> _Direction_
Return each line of the listing below, unchanged, and omit the images.

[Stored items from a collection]
◇ ◇ ◇ ◇ ◇ ◇ ◇
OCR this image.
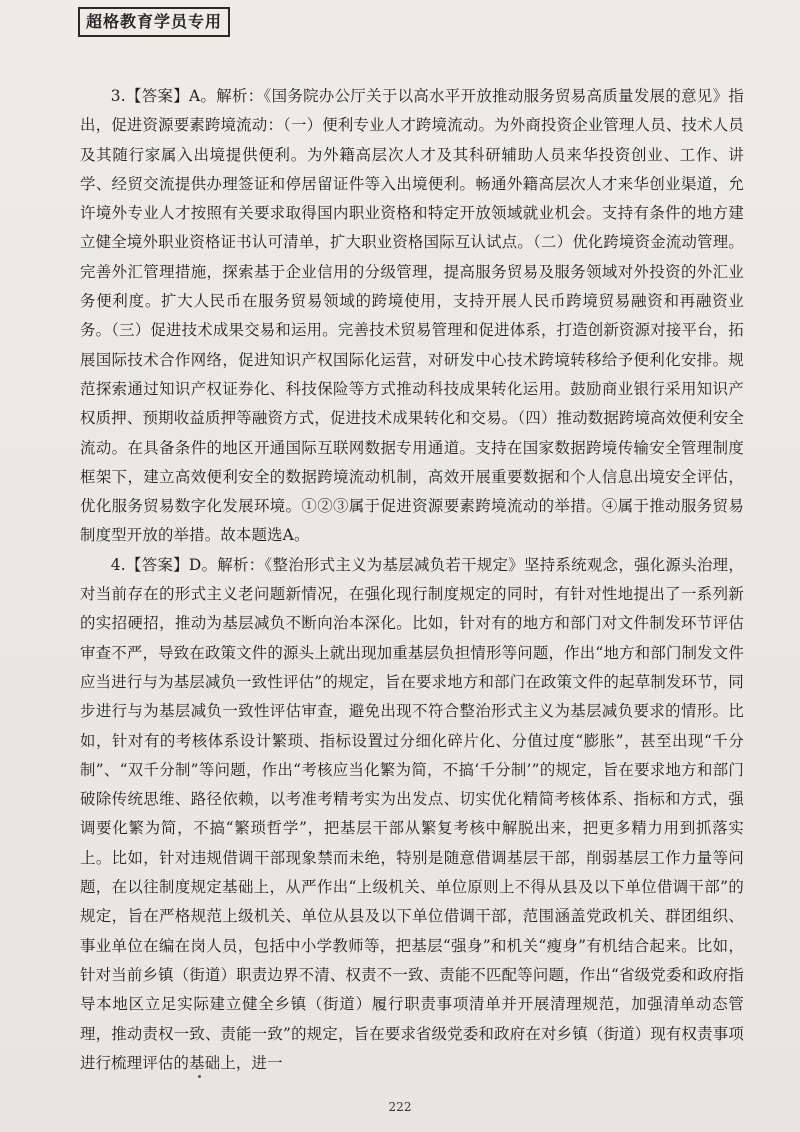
超格教育学员专用

3.【答案】A。解析：《国务院办公厅关于以高水平开放推动服务贸易高质量发展的意见》指出，促进资源要素跨境流动：（一）便利专业人才跨境流动。为外商投资企业管理人员、技术人员及其随行家属入出境提供便利。为外籍高层次人才及其科研辅助人员来华投资创业、工作、讲学、经贸交流提供办理签证和停居留证件等入出境便利。畅通外籍高层次人才来华创业渠道，允许境外专业人才按照有关要求取得国内职业资格和特定开放领域就业机会。支持有条件的地方建立健全境外职业资格证书认可清单，扩大职业资格国际互认试点。（二）优化跨境资金流动管理。完善外汇管理措施，探索基于企业信用的分级管理，提高服务贸易及服务领域对外投资的外汇业务便利度。扩大人民币在服务贸易领域的跨境使用，支持开展人民币跨境贸易融资和再融资业务。（三）促进技术成果交易和运用。完善技术贸易管理和促进体系，打造创新资源对接平台，拓展国际技术合作网络，促进知识产权国际化运营，对研发中心技术跨境转移给予便利化安排。规范探索通过知识产权证券化、科技保险等方式推动科技成果转化运用。鼓励商业银行采用知识产权质押、预期收益质押等融资方式，促进技术成果转化和交易。（四）推动数据跨境高效便利安全流动。在具备条件的地区开通国际互联网数据专用通道。支持在国家数据跨境传输安全管理制度框架下，建立高效便利安全的数据跨境流动机制，高效开展重要数据和个人信息出境安全评估，优化服务贸易数字化发展环境。①②③属于促进资源要素跨境流动的举措。④属于推动服务贸易制度型开放的举措。故本题选A。

4.【答案】D。解析：《整治形式主义为基层减负若干规定》坚持系统观念，强化源头治理，对当前存在的形式主义老问题新情况，在强化现行制度规定的同时，有针对性地提出了一系列新的实招硬招，推动为基层减负不断向治本深化。比如，针对有的地方和部门对文件制发环节评估审查不严，导致在政策文件的源头上就出现加重基层负担情形等问题，作出“地方和部门制发文件应当进行与为基层减负一致性评估”的规定，旨在要求地方和部门在政策文件的起草制发环节，同步进行与为基层减负一致性评估审查，避免出现不符合整治形式主义为基层减负要求的情形。比如，针对有的考核体系设计繁琐、指标设置过分细化碎片化、分值过度“膨胀”，甚至出现“千分制”、“双千分制”等问题，作出“考核应当化繁为简，不搞‘千分制’”的规定，旨在要求地方和部门破除传统思维、路径依赖，以考准考精考实为出发点、切实优化精简考核体系、指标和方式，强调要化繁为简，不搞“繁琐哲学”，把基层干部从繁复考核中解脱出来，把更多精力用到抓落实上。比如，针对违规借调干部现象禁而未绝，特别是随意借调基层干部，削弱基层工作力量等问题，在以往制度规定基础上，从严作出“上级机关、单位原则上不得从县及以下单位借调干部”的规定，旨在严格规范上级机关、单位从县及以下单位借调干部，范围涵盖党政机关、群团组织、事业单位在编在岗人员，包括中小学教师等，把基层“强身”和机关“瘦身”有机结合起来。比如，针对当前乡镇（街道）职责边界不清、权责不一致、责能不匹配等问题，作出“省级党委和政府指导本地区立足实际建立健全乡镇（街道）履行职责事项清单并开展清理规范，加强清单动态管理，推动责权一致、责能一致”的规定，旨在要求省级党委和政府在对乡镇（街道）现有权责事项进行梳理评估的基础上，进一

222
◇ ◇ ◇ ◇ ◇ ◇ ◇
> _Answer below_
OCR this image.
超格教育学员专用

3.【答案】A。解析：《国务院办公厅关于以高水平开放推动服务贸易高质量发展的意见》指出，促进资源要素跨境流动：（一）便利专业人才跨境流动。为外商投资企业管理人员、技术人员及其随行家属入出境提供便利。为外籍高层次人才及其科研辅助人员来华投资创业、工作、讲学、经贸交流提供办理签证和停居留证件等入出境便利。畅通外籍高层次人才来华创业渠道，允许境外专业人才按照有关要求取得国内职业资格和特定开放领域就业机会。支持有条件的地方建立健全境外职业资格证书认可清单，扩大职业资格国际互认试点。（二）优化跨境资金流动管理。完善外汇管理措施，探索基于企业信用的分级管理，提高服务贸易及服务领域对外投资的外汇业务便利度。扩大人民币在服务贸易领域的跨境使用，支持开展人民币跨境贸易融资和再融资业务。（三）促进技术成果交易和运用。完善技术贸易管理和促进体系，打造创新资源对接平台，拓展国际技术合作网络，促进知识产权国际化运营，对研发中心技术跨境转移给予便利化安排。规范探索通过知识产权证券化、科技保险等方式推动科技成果转化运用。鼓励商业银行采用知识产权质押、预期收益质押等融资方式，促进技术成果转化和交易。（四）推动数据跨境高效便利安全流动。在具备条件的地区开通国际互联网数据专用通道。支持在国家数据跨境传输安全管理制度框架下，建立高效便利安全的数据跨境流动机制，高效开展重要数据和个人信息出境安全评估，优化服务贸易数字化发展环境。①②③属于促进资源要素跨境流动的举措。④属于推动服务贸易制度型开放的举措。故本题选A。

4.【答案】D。解析：《整治形式主义为基层减负若干规定》坚持系统观念，强化源头治理，对当前存在的形式主义老问题新情况，在强化现行制度规定的同时，有针对性地提出了一系列新的实招硬招，推动为基层减负不断向治本深化。比如，针对有的地方和部门对文件制发环节评估审查不严，导致在政策文件的源头上就出现加重基层负担情形等问题，作出“地方和部门制发文件应当进行与为基层减负一致性评估”的规定，旨在要求地方和部门在政策文件的起草制发环节，同步进行与为基层减负一致性评估审查，避免出现不符合整治形式主义为基层减负要求的情形。比如，针对有的考核体系设计繁琐、指标设置过分细化碎片化、分值过度“膨胀”，甚至出现“千分制”、“双千分制”等问题，作出“考核应当化繁为简，不搞‘千分制’”的规定，旨在要求地方和部门破除传统思维、路径依赖，以考准考精考实为出发点、切实优化精简考核体系、指标和方式，强调要化繁为简，不搞“繁琐哲学”，把基层干部从繁复考核中解脱出来，把更多精力用到抓落实上。比如，针对违规借调干部现象禁而未绝，特别是随意借调基层干部，削弱基层工作力量等问题，在以往制度规定基础上，从严作出“上级机关、单位原则上不得从县及以下单位借调干部”的规定，旨在严格规范上级机关、单位从县及以下单位借调干部，范围涵盖党政机关、群团组织、事业单位在编在岗人员，包括中小学教师等，把基层“强身”和机关“瘦身”有机结合起来。比如，针对当前乡镇（街道）职责边界不清、权责不一致、责能不匹配等问题，作出“省级党委和政府指导本地区立足实际建立健全乡镇（街道）履行职责事项清单并开展清理规范，加强清单动态管理，推动责权一致、责能一致”的规定，旨在要求省级党委和政府在对乡镇（街道）现有权责事项进行梳理评估的基础上，进一

222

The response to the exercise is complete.